What you are asked to do: Find each line with the string "Soojin" and report it.

Stored data:
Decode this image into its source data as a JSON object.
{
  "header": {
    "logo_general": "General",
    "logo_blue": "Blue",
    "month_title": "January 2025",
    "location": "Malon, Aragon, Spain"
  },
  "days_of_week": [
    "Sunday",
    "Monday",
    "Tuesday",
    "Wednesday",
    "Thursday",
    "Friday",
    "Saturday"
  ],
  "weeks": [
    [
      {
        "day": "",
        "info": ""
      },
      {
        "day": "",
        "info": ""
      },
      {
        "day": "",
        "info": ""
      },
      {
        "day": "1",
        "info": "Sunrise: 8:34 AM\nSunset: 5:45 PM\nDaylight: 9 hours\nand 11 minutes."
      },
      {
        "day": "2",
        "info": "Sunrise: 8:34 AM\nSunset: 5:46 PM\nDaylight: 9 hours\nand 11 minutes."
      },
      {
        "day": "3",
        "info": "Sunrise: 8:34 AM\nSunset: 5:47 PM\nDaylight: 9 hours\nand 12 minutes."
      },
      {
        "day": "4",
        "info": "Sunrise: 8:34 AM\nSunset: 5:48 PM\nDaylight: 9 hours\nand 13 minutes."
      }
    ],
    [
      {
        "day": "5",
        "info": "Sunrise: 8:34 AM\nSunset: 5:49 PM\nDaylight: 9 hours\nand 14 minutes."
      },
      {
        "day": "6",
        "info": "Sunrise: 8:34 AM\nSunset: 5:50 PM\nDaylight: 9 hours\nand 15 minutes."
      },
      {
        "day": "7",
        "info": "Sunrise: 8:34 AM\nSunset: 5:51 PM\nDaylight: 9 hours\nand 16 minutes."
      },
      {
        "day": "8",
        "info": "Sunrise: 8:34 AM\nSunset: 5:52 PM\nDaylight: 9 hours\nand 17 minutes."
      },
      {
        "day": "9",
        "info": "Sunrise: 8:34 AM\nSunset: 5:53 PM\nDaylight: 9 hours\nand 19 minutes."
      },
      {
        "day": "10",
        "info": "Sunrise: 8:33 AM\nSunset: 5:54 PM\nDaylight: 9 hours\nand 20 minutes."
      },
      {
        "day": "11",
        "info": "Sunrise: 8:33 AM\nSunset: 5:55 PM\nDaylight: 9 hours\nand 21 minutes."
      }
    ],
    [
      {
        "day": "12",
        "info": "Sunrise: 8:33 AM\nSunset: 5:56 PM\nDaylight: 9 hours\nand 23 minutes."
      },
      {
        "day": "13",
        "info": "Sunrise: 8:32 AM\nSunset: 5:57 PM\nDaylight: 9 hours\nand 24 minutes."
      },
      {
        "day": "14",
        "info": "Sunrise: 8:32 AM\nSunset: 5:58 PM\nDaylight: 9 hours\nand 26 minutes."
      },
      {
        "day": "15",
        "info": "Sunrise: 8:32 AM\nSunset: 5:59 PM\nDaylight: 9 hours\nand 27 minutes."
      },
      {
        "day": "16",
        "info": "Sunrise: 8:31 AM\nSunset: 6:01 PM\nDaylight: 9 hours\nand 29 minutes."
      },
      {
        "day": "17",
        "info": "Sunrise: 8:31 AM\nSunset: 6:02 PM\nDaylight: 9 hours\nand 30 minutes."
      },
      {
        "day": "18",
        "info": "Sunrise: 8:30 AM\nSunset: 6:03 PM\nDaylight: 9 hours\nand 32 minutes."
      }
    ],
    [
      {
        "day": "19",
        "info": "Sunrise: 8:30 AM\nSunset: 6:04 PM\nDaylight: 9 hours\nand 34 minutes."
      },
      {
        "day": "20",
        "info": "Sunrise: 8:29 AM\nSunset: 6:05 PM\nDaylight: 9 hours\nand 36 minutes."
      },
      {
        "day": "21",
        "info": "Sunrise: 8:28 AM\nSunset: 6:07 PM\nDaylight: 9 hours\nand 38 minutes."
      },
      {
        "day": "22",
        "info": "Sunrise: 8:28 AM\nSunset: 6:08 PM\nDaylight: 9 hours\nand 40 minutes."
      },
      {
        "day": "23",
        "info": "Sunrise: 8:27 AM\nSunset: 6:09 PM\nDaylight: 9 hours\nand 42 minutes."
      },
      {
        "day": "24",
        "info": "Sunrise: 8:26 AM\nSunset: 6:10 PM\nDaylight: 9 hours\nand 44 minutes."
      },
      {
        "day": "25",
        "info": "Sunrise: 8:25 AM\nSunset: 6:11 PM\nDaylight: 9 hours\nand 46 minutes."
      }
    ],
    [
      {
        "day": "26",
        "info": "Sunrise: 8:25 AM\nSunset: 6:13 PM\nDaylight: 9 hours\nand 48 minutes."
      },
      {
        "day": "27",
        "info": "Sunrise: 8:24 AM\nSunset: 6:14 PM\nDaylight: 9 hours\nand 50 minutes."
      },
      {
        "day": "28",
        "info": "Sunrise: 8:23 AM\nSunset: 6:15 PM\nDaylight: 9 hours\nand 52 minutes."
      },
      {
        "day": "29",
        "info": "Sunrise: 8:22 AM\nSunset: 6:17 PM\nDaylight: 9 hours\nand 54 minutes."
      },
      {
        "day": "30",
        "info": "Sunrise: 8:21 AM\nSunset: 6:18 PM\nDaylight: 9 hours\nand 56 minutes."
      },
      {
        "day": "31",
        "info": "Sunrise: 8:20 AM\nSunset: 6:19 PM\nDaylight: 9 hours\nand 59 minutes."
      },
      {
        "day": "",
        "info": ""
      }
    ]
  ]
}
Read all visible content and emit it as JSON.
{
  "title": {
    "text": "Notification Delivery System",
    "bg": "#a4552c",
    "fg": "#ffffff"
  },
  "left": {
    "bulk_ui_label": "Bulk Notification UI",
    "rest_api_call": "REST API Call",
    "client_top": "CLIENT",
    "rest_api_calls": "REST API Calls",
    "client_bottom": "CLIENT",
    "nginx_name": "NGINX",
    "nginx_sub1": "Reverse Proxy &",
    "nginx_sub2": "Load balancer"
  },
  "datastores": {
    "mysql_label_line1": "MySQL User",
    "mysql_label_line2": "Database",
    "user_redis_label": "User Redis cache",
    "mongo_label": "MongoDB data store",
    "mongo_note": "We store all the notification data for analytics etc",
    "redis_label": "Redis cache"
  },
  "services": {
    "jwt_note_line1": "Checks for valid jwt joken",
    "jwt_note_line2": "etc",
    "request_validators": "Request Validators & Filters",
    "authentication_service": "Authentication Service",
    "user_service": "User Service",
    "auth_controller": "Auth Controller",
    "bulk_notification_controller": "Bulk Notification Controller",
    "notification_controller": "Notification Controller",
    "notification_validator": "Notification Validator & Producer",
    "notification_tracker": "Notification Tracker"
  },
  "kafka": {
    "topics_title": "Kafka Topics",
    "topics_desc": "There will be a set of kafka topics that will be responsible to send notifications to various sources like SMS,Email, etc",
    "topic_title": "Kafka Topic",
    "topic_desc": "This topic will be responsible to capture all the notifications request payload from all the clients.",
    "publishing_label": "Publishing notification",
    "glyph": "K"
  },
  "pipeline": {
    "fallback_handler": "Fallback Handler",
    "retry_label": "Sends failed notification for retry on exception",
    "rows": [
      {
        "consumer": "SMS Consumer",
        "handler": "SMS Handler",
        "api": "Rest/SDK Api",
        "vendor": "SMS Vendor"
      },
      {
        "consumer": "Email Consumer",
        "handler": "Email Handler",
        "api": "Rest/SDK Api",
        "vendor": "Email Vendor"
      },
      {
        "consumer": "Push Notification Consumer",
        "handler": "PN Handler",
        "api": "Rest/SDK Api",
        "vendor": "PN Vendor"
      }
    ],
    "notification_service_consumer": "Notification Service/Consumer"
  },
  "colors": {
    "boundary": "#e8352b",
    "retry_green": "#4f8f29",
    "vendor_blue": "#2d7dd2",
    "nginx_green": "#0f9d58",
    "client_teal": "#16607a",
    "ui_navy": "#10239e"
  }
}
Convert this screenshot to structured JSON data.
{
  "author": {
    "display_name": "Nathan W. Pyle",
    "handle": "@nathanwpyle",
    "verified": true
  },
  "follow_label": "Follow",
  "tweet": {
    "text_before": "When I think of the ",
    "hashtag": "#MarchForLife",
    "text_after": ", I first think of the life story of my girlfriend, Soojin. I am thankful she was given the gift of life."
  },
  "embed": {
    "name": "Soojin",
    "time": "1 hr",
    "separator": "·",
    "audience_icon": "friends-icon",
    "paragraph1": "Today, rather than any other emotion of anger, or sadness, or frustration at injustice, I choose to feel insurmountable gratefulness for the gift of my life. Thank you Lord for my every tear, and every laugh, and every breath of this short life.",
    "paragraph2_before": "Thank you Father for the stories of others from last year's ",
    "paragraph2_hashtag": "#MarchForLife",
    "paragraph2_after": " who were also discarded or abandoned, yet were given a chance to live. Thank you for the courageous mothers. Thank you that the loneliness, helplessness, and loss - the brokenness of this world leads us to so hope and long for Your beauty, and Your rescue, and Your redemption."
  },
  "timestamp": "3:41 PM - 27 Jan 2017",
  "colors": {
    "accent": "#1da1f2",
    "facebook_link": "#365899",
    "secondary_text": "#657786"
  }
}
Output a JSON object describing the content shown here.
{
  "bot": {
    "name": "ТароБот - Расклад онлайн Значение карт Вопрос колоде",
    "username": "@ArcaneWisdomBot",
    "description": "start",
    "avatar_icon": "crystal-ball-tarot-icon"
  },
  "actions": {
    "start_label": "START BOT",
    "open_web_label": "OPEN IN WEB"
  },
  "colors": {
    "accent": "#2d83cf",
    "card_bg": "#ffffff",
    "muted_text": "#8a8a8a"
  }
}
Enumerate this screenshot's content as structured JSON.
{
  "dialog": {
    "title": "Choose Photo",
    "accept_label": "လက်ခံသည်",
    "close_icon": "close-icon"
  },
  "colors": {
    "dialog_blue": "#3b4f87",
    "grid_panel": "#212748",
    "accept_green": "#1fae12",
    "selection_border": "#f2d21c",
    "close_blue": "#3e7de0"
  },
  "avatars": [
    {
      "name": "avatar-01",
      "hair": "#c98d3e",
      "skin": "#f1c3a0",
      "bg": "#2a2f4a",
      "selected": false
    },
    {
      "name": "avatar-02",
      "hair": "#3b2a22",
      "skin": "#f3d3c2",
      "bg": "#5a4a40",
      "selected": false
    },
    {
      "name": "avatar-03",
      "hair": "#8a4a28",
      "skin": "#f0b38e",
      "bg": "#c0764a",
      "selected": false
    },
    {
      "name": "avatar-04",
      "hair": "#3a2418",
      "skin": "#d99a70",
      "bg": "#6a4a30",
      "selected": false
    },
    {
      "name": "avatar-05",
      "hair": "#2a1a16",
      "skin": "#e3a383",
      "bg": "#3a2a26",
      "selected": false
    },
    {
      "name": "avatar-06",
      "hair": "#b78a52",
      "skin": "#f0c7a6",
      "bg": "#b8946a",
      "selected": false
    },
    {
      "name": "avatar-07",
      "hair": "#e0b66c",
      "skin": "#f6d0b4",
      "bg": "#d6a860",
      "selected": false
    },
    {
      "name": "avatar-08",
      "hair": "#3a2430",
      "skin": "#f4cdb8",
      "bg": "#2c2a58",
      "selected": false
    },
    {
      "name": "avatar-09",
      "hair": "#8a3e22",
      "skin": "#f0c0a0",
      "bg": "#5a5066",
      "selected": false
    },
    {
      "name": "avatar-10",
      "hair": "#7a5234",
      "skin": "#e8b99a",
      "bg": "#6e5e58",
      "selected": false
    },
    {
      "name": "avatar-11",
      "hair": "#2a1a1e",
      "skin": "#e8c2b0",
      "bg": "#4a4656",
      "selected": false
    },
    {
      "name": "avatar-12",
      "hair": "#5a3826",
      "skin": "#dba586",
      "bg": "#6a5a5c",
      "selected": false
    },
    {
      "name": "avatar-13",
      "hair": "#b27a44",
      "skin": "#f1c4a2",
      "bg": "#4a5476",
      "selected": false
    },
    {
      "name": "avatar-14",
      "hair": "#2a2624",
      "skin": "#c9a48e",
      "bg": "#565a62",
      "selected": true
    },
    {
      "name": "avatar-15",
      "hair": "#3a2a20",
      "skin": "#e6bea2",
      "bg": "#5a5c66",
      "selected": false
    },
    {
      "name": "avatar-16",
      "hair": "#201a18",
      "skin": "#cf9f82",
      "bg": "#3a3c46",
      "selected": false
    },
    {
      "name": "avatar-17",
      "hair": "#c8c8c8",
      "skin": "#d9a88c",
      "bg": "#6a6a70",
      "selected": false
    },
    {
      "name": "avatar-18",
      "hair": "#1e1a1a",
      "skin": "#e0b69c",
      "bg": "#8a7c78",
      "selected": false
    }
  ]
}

Task result:
    "text_after": ", I first think of the life story of my girlfriend, Soojin. I am thankful she was given the gift of life."
    "name": "Soojin",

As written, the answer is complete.